▶ Dataset:
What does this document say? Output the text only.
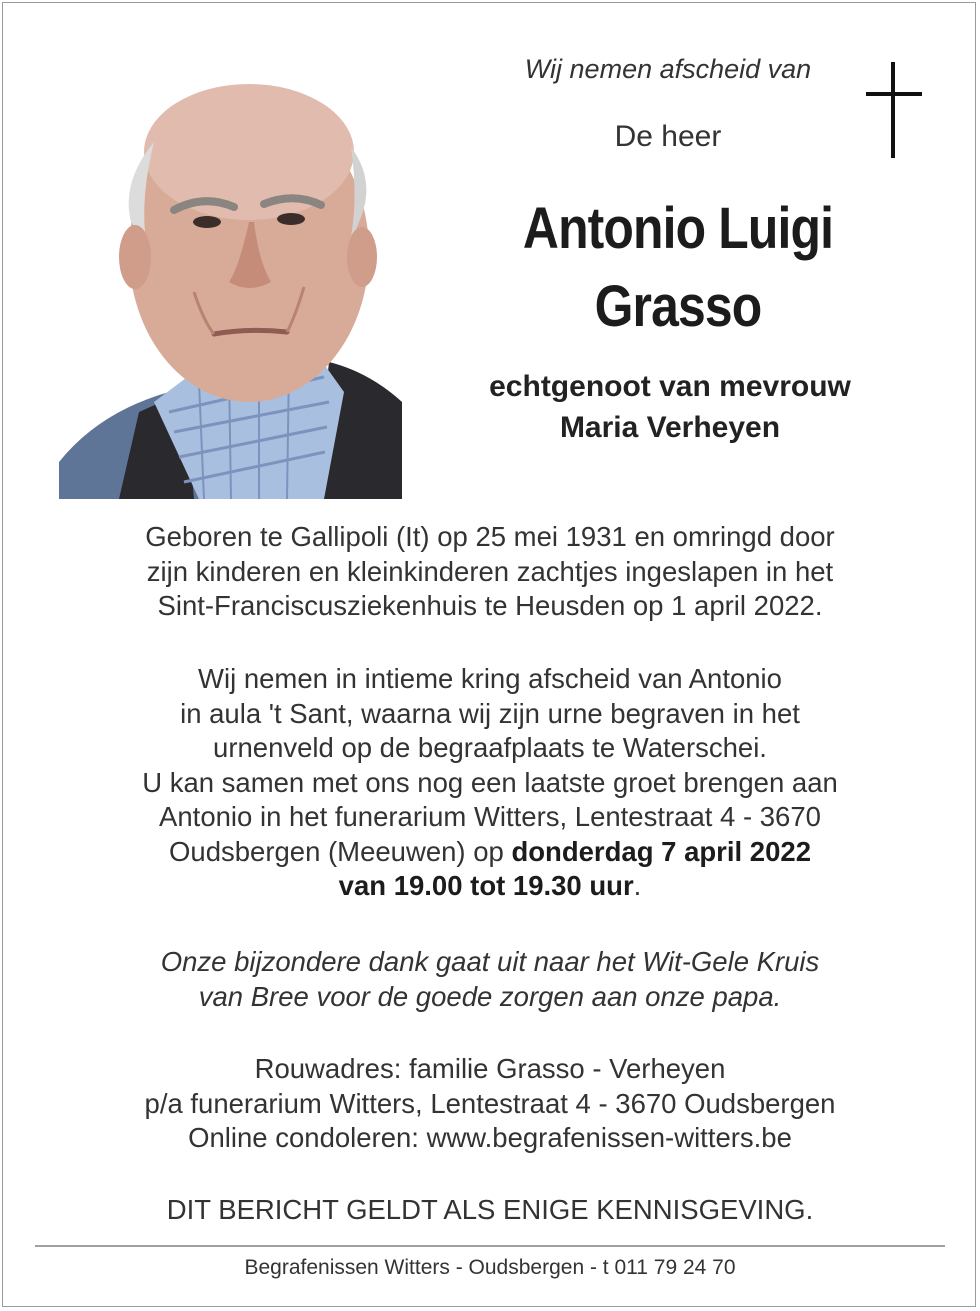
Wij nemen afscheid van
De heer
Antonio Luigi
Grasso
echtgenoot van mevrouw
Maria Verheyen
Geboren te Gallipoli (It) op 25 mei 1931 en omringd door
zijn kinderen en kleinkinderen zachtjes ingeslapen in het
Sint-Franciscusziekenhuis te Heusden op 1 april 2022.
Wij nemen in intieme kring afscheid van Antonio
in aula 't Sant, waarna wij zijn urne begraven in het
urnenveld op de begraafplaats te Waterschei.
U kan samen met ons nog een laatste groet brengen aan
Antonio in het funerarium Witters, Lentestraat 4 - 3670
Oudsbergen (Meeuwen) op donderdag 7 april 2022
van 19.00 tot 19.30 uur.
Onze bijzondere dank gaat uit naar het Wit-Gele Kruis
van Bree voor de goede zorgen aan onze papa.
Rouwadres: familie Grasso - Verheyen
p/a funerarium Witters, Lentestraat 4 - 3670 Oudsbergen
Online condoleren: www.begrafenissen-witters.be
DIT BERICHT GELDT ALS ENIGE KENNISGEVING.
Begrafenissen Witters - Oudsbergen - t 011 79 24 70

▶ Brief:
Keep the pictures out of the copy and write out the data exactly as it stands.

▶ Result of the exercise:
What does this document say? Output the text only.
Wij nemen afscheid van
De heer
Antonio Luigi
Grasso
echtgenoot van mevrouw
Maria Verheyen
Geboren te Gallipoli (It) op 25 mei 1931 en omringd door
zijn kinderen en kleinkinderen zachtjes ingeslapen in het
Sint-Franciscusziekenhuis te Heusden op 1 april 2022.
Wij nemen in intieme kring afscheid van Antonio
in aula 't Sant, waarna wij zijn urne begraven in het
urnenveld op de begraafplaats te Waterschei.
U kan samen met ons nog een laatste groet brengen aan
Antonio in het funerarium Witters, Lentestraat 4 - 3670
Oudsbergen (Meeuwen) op donderdag 7 april 2022
van 19.00 tot 19.30 uur.
Onze bijzondere dank gaat uit naar het Wit-Gele Kruis
van Bree voor de goede zorgen aan onze papa.
Rouwadres: familie Grasso - Verheyen
p/a funerarium Witters, Lentestraat 4 - 3670 Oudsbergen
Online condoleren: www.begrafenissen-witters.be
DIT BERICHT GELDT ALS ENIGE KENNISGEVING.
Begrafenissen Witters - Oudsbergen - t 011 79 24 70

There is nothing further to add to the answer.